┌────────
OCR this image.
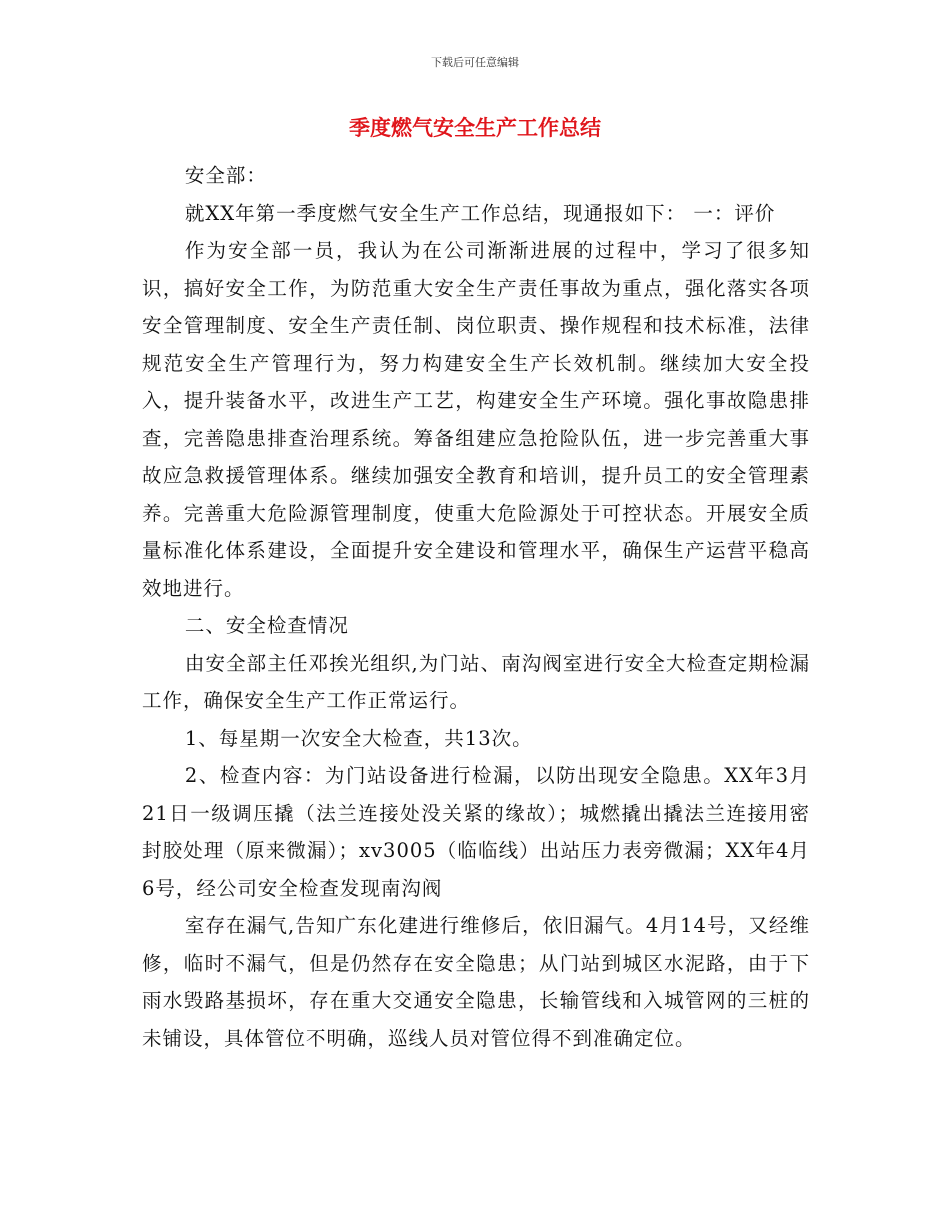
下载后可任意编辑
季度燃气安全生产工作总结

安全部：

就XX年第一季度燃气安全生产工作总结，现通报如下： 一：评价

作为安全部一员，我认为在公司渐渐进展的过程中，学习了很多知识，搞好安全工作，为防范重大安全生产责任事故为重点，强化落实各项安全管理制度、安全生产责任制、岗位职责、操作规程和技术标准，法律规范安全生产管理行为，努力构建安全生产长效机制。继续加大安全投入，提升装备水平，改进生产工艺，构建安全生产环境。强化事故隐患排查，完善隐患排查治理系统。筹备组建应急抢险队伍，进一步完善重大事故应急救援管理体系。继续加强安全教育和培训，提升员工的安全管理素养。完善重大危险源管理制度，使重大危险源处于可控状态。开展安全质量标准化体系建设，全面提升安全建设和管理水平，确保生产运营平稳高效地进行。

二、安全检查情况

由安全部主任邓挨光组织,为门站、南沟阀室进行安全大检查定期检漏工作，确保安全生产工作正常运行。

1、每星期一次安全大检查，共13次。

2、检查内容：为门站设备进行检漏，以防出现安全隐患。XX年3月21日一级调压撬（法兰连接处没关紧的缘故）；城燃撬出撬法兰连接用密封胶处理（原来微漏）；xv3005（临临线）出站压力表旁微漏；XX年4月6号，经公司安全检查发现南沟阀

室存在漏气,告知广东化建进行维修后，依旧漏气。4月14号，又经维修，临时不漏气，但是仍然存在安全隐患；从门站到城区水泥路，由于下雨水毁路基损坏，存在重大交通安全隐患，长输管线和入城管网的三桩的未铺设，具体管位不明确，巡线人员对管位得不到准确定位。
└────────
# Requirement:
Repeat each entry exactly as given; no pictures belong in the copy.

# Reply to the exercise:
OCR this image.
下载后可任意编辑
季度燃气安全生产工作总结

安全部：

就XX年第一季度燃气安全生产工作总结，现通报如下： 一：评价

作为安全部一员，我认为在公司渐渐进展的过程中，学习了很多知识，搞好安全工作，为防范重大安全生产责任事故为重点，强化落实各项安全管理制度、安全生产责任制、岗位职责、操作规程和技术标准，法律规范安全生产管理行为，努力构建安全生产长效机制。继续加大安全投入，提升装备水平，改进生产工艺，构建安全生产环境。强化事故隐患排查，完善隐患排查治理系统。筹备组建应急抢险队伍，进一步完善重大事故应急救援管理体系。继续加强安全教育和培训，提升员工的安全管理素养。完善重大危险源管理制度，使重大危险源处于可控状态。开展安全质量标准化体系建设，全面提升安全建设和管理水平，确保生产运营平稳高效地进行。

二、安全检查情况

由安全部主任邓挨光组织,为门站、南沟阀室进行安全大检查定期检漏工作，确保安全生产工作正常运行。

1、每星期一次安全大检查，共13次。

2、检查内容：为门站设备进行检漏，以防出现安全隐患。XX年3月21日一级调压撬（法兰连接处没关紧的缘故）；城燃撬出撬法兰连接用密封胶处理（原来微漏）；xv3005（临临线）出站压力表旁微漏；XX年4月6号，经公司安全检查发现南沟阀

室存在漏气,告知广东化建进行维修后，依旧漏气。4月14号，又经维修，临时不漏气，但是仍然存在安全隐患；从门站到城区水泥路，由于下雨水毁路基损坏，存在重大交通安全隐患，长输管线和入城管网的三桩的未铺设，具体管位不明确，巡线人员对管位得不到准确定位。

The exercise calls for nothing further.